Transcribe each record exactly. Include every one.

##### RECORD SET

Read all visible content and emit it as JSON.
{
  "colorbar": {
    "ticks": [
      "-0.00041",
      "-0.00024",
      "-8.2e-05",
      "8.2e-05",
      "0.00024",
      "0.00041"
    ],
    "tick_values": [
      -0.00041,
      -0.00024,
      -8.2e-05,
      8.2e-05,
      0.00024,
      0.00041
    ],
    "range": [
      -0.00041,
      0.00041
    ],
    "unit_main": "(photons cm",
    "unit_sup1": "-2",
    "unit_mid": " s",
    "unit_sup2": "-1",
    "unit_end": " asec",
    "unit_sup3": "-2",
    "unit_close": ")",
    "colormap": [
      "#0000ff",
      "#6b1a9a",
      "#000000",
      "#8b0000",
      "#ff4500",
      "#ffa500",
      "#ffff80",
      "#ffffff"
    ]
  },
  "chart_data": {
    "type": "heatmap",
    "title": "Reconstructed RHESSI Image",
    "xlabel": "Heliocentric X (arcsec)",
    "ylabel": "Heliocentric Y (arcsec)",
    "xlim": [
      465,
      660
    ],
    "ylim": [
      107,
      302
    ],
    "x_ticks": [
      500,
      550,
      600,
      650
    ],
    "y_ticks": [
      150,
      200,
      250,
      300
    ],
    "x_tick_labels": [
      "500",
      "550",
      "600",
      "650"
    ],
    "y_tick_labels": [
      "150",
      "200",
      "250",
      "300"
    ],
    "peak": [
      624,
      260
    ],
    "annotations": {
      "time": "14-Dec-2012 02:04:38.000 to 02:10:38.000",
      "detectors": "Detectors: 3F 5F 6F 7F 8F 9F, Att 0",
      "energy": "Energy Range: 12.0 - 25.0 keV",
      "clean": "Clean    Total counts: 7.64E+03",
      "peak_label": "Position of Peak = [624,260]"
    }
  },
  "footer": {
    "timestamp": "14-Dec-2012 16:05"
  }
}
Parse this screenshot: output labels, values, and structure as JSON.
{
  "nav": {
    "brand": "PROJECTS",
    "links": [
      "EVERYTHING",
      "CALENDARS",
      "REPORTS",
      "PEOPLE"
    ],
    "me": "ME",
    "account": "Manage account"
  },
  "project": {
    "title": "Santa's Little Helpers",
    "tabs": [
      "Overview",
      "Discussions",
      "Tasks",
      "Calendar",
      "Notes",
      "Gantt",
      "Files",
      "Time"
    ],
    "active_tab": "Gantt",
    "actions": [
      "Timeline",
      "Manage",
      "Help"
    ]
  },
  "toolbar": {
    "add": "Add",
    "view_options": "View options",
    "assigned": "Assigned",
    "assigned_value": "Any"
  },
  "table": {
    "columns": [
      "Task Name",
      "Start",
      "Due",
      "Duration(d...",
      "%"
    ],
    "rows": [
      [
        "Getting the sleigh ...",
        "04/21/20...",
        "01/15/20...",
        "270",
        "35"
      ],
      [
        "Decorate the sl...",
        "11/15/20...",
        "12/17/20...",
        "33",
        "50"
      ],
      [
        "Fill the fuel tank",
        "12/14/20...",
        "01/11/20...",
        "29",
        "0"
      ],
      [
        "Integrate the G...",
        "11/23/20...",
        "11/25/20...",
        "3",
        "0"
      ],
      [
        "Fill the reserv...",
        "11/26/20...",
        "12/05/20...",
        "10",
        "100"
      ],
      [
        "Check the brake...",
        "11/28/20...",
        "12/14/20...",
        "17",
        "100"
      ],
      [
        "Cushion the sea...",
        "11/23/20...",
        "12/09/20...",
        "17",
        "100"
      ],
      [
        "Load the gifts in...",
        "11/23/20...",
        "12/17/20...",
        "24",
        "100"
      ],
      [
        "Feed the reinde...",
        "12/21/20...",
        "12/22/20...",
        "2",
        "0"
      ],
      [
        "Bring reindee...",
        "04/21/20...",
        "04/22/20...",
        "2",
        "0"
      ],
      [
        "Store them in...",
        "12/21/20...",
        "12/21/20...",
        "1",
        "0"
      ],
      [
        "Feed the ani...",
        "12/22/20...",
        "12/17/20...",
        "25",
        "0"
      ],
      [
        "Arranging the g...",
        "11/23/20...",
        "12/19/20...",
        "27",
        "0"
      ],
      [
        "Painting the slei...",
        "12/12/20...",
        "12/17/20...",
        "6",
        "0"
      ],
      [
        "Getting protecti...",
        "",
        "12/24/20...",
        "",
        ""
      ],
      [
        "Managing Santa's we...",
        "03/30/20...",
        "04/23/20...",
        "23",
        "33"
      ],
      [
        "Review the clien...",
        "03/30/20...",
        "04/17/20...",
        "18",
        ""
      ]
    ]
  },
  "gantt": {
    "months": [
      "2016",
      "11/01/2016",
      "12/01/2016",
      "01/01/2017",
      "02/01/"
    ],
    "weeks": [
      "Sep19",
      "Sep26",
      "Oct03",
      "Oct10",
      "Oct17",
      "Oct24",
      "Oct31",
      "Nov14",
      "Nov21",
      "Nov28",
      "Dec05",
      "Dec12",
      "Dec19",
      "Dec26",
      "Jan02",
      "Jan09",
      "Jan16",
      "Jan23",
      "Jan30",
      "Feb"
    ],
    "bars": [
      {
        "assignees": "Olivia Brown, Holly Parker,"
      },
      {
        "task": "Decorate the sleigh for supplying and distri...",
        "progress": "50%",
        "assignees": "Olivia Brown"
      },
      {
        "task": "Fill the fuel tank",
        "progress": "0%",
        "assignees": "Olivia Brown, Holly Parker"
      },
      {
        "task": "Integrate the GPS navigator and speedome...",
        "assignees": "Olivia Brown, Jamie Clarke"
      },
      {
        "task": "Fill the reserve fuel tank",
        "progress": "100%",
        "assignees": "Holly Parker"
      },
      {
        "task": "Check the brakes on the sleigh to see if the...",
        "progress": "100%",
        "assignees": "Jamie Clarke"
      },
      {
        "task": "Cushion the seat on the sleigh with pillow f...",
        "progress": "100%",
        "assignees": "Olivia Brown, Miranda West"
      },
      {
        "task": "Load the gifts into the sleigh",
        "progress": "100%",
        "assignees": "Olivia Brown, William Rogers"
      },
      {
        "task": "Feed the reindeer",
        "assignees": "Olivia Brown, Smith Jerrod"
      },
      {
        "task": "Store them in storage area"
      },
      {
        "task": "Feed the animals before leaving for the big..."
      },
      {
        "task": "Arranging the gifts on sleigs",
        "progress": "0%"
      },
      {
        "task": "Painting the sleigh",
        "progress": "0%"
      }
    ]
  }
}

##########

• _SOLUTION_:
Read all visible content and emit it as JSON.
{
  "colorbar": {
    "ticks": [
      "-0.00041",
      "-0.00024",
      "-8.2e-05",
      "8.2e-05",
      "0.00024",
      "0.00041"
    ],
    "tick_values": [
      -0.00041,
      -0.00024,
      -8.2e-05,
      8.2e-05,
      0.00024,
      0.00041
    ],
    "range": [
      -0.00041,
      0.00041
    ],
    "unit_main": "(photons cm",
    "unit_sup1": "-2",
    "unit_mid": " s",
    "unit_sup2": "-1",
    "unit_end": " asec",
    "unit_sup3": "-2",
    "unit_close": ")",
    "colormap": [
      "#0000ff",
      "#6b1a9a",
      "#000000",
      "#8b0000",
      "#ff4500",
      "#ffa500",
      "#ffff80",
      "#ffffff"
    ]
  },
  "chart_data": {
    "type": "heatmap",
    "title": "Reconstructed RHESSI Image",
    "xlabel": "Heliocentric X (arcsec)",
    "ylabel": "Heliocentric Y (arcsec)",
    "xlim": [
      465,
      660
    ],
    "ylim": [
      107,
      302
    ],
    "x_ticks": [
      500,
      550,
      600,
      650
    ],
    "y_ticks": [
      150,
      200,
      250,
      300
    ],
    "x_tick_labels": [
      "500",
      "550",
      "600",
      "650"
    ],
    "y_tick_labels": [
      "150",
      "200",
      "250",
      "300"
    ],
    "peak": [
      624,
      260
    ],
    "annotations": {
      "time": "14-Dec-2012 02:04:38.000 to 02:10:38.000",
      "detectors": "Detectors: 3F 5F 6F 7F 8F 9F, Att 0",
      "energy": "Energy Range: 12.0 - 25.0 keV",
      "clean": "Clean    Total counts: 7.64E+03",
      "peak_label": "Position of Peak = [624,260]"
    }
  },
  "footer": {
    "timestamp": "14-Dec-2012 16:05"
  }
}
Parse this screenshot: output labels, values, and structure as JSON.
{
  "nav": {
    "brand": "PROJECTS",
    "links": [
      "EVERYTHING",
      "CALENDARS",
      "REPORTS",
      "PEOPLE"
    ],
    "me": "ME",
    "account": "Manage account"
  },
  "project": {
    "title": "Santa's Little Helpers",
    "tabs": [
      "Overview",
      "Discussions",
      "Tasks",
      "Calendar",
      "Notes",
      "Gantt",
      "Files",
      "Time"
    ],
    "active_tab": "Gantt",
    "actions": [
      "Timeline",
      "Manage",
      "Help"
    ]
  },
  "toolbar": {
    "add": "Add",
    "view_options": "View options",
    "assigned": "Assigned",
    "assigned_value": "Any"
  },
  "table": {
    "columns": [
      "Task Name",
      "Start",
      "Due",
      "Duration(d...",
      "%"
    ],
    "rows": [
      [
        "Getting the sleigh ...",
        "04/21/20...",
        "01/15/20...",
        "270",
        "35"
      ],
      [
        "Decorate the sl...",
        "11/15/20...",
        "12/17/20...",
        "33",
        "50"
      ],
      [
        "Fill the fuel tank",
        "12/14/20...",
        "01/11/20...",
        "29",
        "0"
      ],
      [
        "Integrate the G...",
        "11/23/20...",
        "11/25/20...",
        "3",
        "0"
      ],
      [
        "Fill the reserv...",
        "11/26/20...",
        "12/05/20...",
        "10",
        "100"
      ],
      [
        "Check the brake...",
        "11/28/20...",
        "12/14/20...",
        "17",
        "100"
      ],
      [
        "Cushion the sea...",
        "11/23/20...",
        "12/09/20...",
        "17",
        "100"
      ],
      [
        "Load the gifts in...",
        "11/23/20...",
        "12/17/20...",
        "24",
        "100"
      ],
      [
        "Feed the reinde...",
        "12/21/20...",
        "12/22/20...",
        "2",
        "0"
      ],
      [
        "Bring reindee...",
        "04/21/20...",
        "04/22/20...",
        "2",
        "0"
      ],
      [
        "Store them in...",
        "12/21/20...",
        "12/21/20...",
        "1",
        "0"
      ],
      [
        "Feed the ani...",
        "12/22/20...",
        "12/17/20...",
        "25",
        "0"
      ],
      [
        "Arranging the g...",
        "11/23/20...",
        "12/19/20...",
        "27",
        "0"
      ],
      [
        "Painting the slei...",
        "12/12/20...",
        "12/17/20...",
        "6",
        "0"
      ],
      [
        "Getting protecti...",
        "",
        "12/24/20...",
        "",
        ""
      ],
      [
        "Managing Santa's we...",
        "03/30/20...",
        "04/23/20...",
        "23",
        "33"
      ],
      [
        "Review the clien...",
        "03/30/20...",
        "04/17/20...",
        "18",
        ""
      ]
    ]
  },
  "gantt": {
    "months": [
      "2016",
      "11/01/2016",
      "12/01/2016",
      "01/01/2017",
      "02/01/"
    ],
    "weeks": [
      "Sep19",
      "Sep26",
      "Oct03",
      "Oct10",
      "Oct17",
      "Oct24",
      "Oct31",
      "Nov14",
      "Nov21",
      "Nov28",
      "Dec05",
      "Dec12",
      "Dec19",
      "Dec26",
      "Jan02",
      "Jan09",
      "Jan16",
      "Jan23",
      "Jan30",
      "Feb"
    ],
    "bars": [
      {
        "assignees": "Olivia Brown, Holly Parker,"
      },
      {
        "task": "Decorate the sleigh for supplying and distri...",
        "progress": "50%",
        "assignees": "Olivia Brown"
      },
      {
        "task": "Fill the fuel tank",
        "progress": "0%",
        "assignees": "Olivia Brown, Holly Parker"
      },
      {
        "task": "Integrate the GPS navigator and speedome...",
        "assignees": "Olivia Brown, Jamie Clarke"
      },
      {
        "task": "Fill the reserve fuel tank",
        "progress": "100%",
        "assignees": "Holly Parker"
      },
      {
        "task": "Check the brakes on the sleigh to see if the...",
        "progress": "100%",
        "assignees": "Jamie Clarke"
      },
      {
        "task": "Cushion the seat on the sleigh with pillow f...",
        "progress": "100%",
        "assignees": "Olivia Brown, Miranda West"
      },
      {
        "task": "Load the gifts into the sleigh",
        "progress": "100%",
        "assignees": "Olivia Brown, William Rogers"
      },
      {
        "task": "Feed the reindeer",
        "assignees": "Olivia Brown, Smith Jerrod"
      },
      {
        "task": "Store them in storage area"
      },
      {
        "task": "Feed the animals before leaving for the big..."
      },
      {
        "task": "Arranging the gifts on sleigs",
        "progress": "0%"
      },
      {
        "task": "Painting the sleigh",
        "progress": "0%"
      }
    ]
  }
}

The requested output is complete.